Set problem. Every line holding the word "into" counts once. Give the total, nothing more.

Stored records

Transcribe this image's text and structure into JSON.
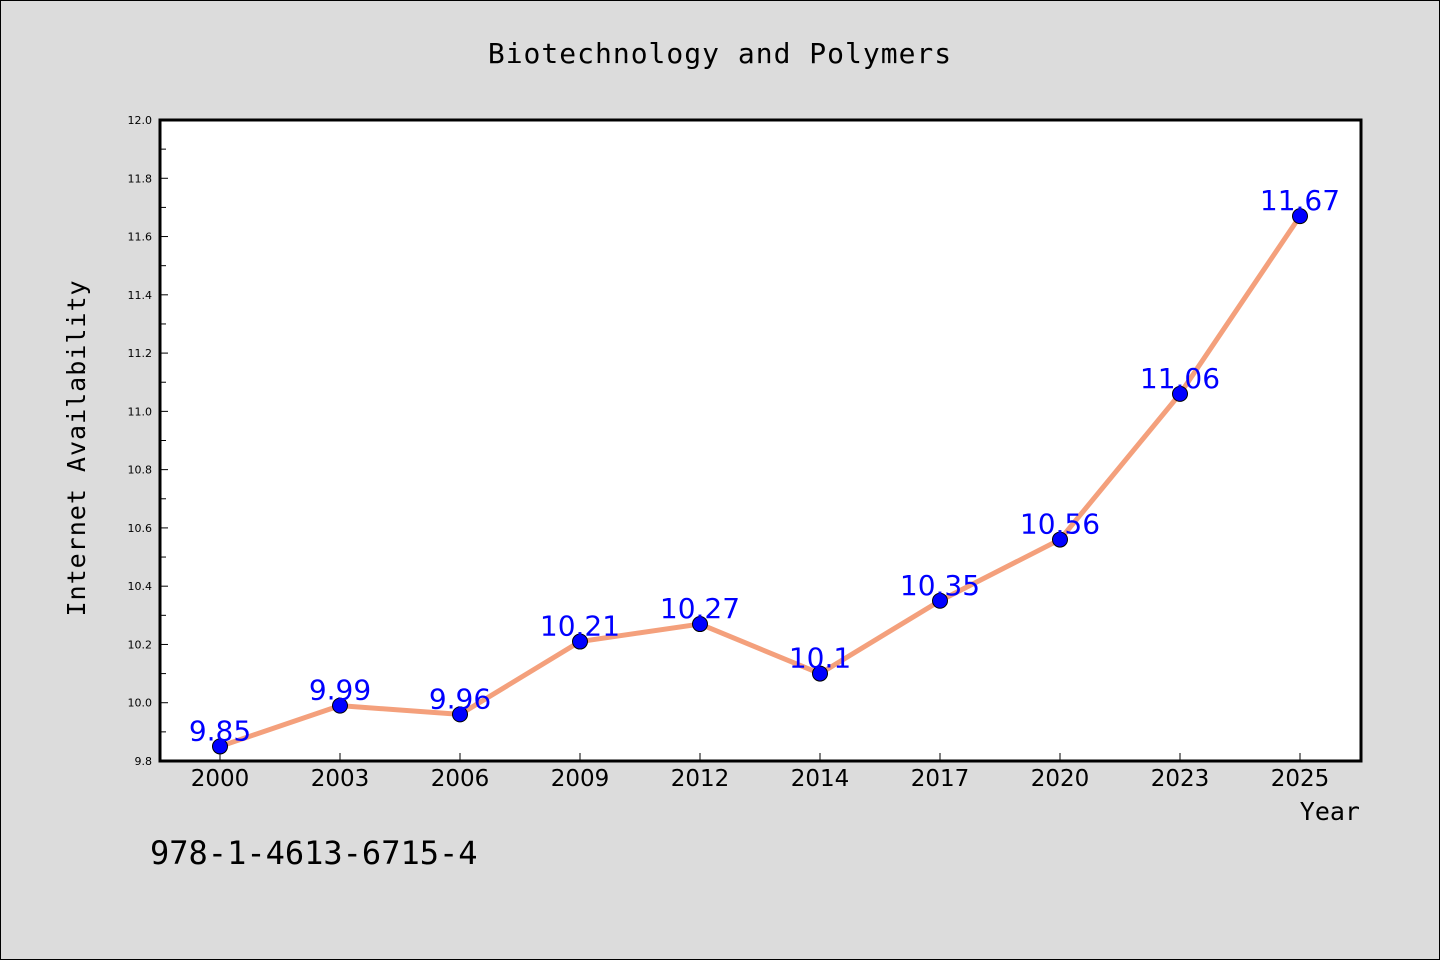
{
  "page": {
    "background": "#dcdcdc",
    "isbn_text": "978-1-4613-6715-4"
  },
  "chart_data": {
    "type": "line",
    "title": "Biotechnology and Polymers",
    "xlabel": "Year",
    "ylabel": "Internet Availability",
    "categories": [
      "2000",
      "2003",
      "2006",
      "2009",
      "2012",
      "2014",
      "2017",
      "2020",
      "2023",
      "2025"
    ],
    "series": [
      {
        "values": [
          9.85,
          9.99,
          9.96,
          10.21,
          10.27,
          10.1,
          10.35,
          10.56,
          11.06,
          11.67
        ],
        "data_labels": [
          "9.85",
          "9.99",
          "9.96",
          "10.21",
          "10.27",
          "10.1",
          "10.35",
          "10.56",
          "11.06",
          "11.67"
        ],
        "line_color": "#f4a07c",
        "marker_color": "#0000ff"
      }
    ],
    "ylim": [
      9.8,
      12.0
    ],
    "yticks": [
      "9.8",
      "10.0",
      "10.2",
      "10.4",
      "10.6",
      "10.8",
      "11.0",
      "11.2",
      "11.4",
      "11.6",
      "11.8",
      "12.0"
    ],
    "y_minor_step": 0.1,
    "grid": false,
    "legend": false,
    "label_color": "#0000ff"
  }
}
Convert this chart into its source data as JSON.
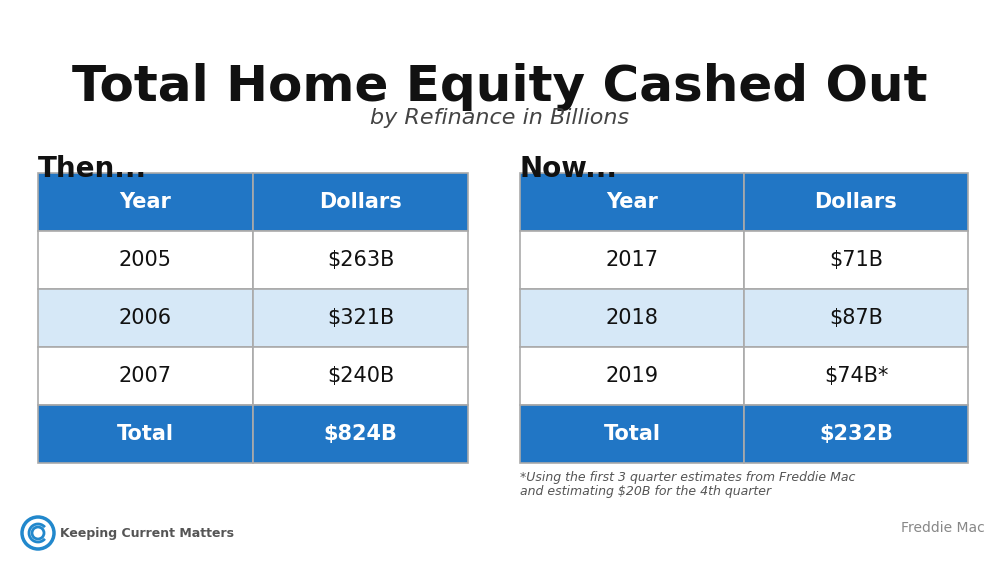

Written solution. 2